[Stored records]
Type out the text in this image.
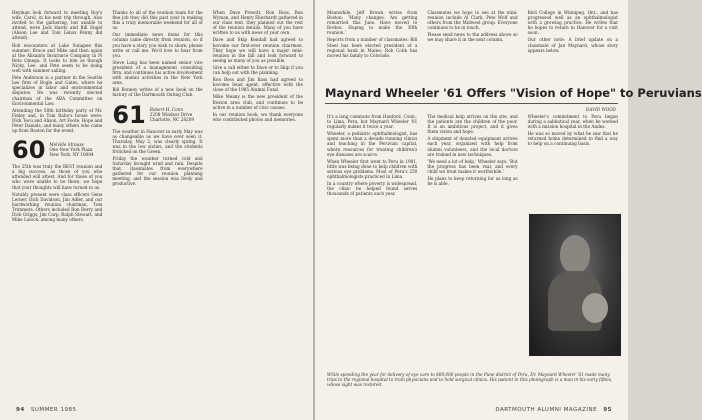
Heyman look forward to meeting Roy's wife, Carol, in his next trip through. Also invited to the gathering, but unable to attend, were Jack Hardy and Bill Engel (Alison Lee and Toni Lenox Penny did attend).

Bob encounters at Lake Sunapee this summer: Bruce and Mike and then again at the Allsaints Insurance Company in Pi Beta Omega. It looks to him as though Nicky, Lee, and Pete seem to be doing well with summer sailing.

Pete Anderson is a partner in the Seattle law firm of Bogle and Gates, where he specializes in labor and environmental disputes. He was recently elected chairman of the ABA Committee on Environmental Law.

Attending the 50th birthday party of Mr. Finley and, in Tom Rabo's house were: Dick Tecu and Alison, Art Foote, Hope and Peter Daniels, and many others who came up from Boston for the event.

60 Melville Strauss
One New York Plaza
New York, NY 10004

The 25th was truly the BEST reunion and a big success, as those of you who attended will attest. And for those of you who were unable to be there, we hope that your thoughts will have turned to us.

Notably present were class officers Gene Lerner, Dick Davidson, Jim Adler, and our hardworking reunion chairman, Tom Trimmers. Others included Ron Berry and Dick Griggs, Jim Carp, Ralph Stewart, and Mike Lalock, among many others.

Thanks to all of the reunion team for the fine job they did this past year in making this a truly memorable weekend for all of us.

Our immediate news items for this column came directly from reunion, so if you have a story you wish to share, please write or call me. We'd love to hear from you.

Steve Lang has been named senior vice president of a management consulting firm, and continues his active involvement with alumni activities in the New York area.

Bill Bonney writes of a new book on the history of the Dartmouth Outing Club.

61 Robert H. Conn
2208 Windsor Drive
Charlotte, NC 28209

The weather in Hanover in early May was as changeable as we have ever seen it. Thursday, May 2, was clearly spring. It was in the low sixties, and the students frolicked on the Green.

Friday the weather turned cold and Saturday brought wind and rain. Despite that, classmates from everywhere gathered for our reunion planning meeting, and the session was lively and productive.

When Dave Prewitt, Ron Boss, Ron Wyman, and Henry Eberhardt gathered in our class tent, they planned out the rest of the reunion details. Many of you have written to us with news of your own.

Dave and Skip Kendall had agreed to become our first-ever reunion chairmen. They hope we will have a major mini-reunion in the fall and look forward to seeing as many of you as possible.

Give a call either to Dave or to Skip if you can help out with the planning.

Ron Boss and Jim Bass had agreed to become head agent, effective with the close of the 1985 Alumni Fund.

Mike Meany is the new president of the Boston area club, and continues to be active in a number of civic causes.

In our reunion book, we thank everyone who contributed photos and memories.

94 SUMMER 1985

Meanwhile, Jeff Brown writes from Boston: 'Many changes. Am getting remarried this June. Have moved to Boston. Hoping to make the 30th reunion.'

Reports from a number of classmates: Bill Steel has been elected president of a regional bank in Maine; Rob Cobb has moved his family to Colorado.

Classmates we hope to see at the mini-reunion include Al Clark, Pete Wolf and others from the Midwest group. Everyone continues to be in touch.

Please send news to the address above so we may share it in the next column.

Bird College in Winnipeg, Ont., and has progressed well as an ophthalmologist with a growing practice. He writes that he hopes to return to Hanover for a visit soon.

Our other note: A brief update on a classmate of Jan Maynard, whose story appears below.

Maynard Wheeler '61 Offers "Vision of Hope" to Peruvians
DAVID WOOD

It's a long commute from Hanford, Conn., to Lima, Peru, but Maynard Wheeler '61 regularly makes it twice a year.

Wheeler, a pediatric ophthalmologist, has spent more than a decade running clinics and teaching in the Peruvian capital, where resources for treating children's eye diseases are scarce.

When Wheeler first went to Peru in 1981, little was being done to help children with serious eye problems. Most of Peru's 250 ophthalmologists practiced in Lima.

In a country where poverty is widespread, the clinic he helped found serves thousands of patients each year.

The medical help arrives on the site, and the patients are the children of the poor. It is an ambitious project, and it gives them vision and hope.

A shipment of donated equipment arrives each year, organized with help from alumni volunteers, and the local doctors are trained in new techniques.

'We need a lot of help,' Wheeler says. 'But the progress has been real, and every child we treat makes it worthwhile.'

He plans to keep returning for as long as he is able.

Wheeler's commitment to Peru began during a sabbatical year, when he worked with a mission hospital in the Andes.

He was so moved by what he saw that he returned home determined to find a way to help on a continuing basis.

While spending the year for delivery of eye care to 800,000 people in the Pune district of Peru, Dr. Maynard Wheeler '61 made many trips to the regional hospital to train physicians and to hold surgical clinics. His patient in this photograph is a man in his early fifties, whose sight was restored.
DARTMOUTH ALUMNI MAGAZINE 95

[EXERCISE GOAL]
Some lines above may contain the string "gathered". State how many of them the records have, and nothing more.

[OUTPUT OF THE TASK]
2